[Problem requirements] In this exercise, reproduce all the entries that follow exactly.

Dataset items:
## START
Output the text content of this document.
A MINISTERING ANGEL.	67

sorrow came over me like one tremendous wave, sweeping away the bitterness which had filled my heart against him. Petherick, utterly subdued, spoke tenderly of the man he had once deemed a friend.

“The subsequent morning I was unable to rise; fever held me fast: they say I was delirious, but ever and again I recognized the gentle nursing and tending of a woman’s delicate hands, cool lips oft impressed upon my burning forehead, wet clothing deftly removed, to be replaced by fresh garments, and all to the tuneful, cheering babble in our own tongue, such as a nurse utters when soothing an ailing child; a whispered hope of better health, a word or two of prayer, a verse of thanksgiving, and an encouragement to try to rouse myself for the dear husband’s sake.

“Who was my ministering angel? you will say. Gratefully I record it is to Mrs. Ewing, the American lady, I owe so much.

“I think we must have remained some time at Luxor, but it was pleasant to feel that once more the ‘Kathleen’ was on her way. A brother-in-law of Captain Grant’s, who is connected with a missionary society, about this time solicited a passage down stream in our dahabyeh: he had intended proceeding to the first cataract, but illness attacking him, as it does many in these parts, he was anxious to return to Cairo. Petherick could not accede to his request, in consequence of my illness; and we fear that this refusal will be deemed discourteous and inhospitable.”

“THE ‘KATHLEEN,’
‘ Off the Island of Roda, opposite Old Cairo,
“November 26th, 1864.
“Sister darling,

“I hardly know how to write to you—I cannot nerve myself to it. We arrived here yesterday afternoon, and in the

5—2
## END
[Finished exercise]
Output the text content of this document.
A MINISTERING ANGEL.	67

sorrow came over me like one tremendous wave, sweeping away the bitterness which had filled my heart against him. Petherick, utterly subdued, spoke tenderly of the man he had once deemed a friend.

“The subsequent morning I was unable to rise; fever held me fast: they say I was delirious, but ever and again I recognized the gentle nursing and tending of a woman’s delicate hands, cool lips oft impressed upon my burning forehead, wet clothing deftly removed, to be replaced by fresh garments, and all to the tuneful, cheering babble in our own tongue, such as a nurse utters when soothing an ailing child; a whispered hope of better health, a word or two of prayer, a verse of thanksgiving, and an encouragement to try to rouse myself for the dear husband’s sake.

“Who was my ministering angel? you will say. Gratefully I record it is to Mrs. Ewing, the American lady, I owe so much.

“I think we must have remained some time at Luxor, but it was pleasant to feel that once more the ‘Kathleen’ was on her way. A brother-in-law of Captain Grant’s, who is connected with a missionary society, about this time solicited a passage down stream in our dahabyeh: he had intended proceeding to the first cataract, but illness attacking him, as it does many in these parts, he was anxious to return to Cairo. Petherick could not accede to his request, in consequence of my illness; and we fear that this refusal will be deemed discourteous and inhospitable.”

“THE ‘KATHLEEN,’
‘ Off the Island of Roda, opposite Old Cairo,
“November 26th, 1864.
“Sister darling,

“I hardly know how to write to you—I cannot nerve myself to it. We arrived here yesterday afternoon, and in the

5—2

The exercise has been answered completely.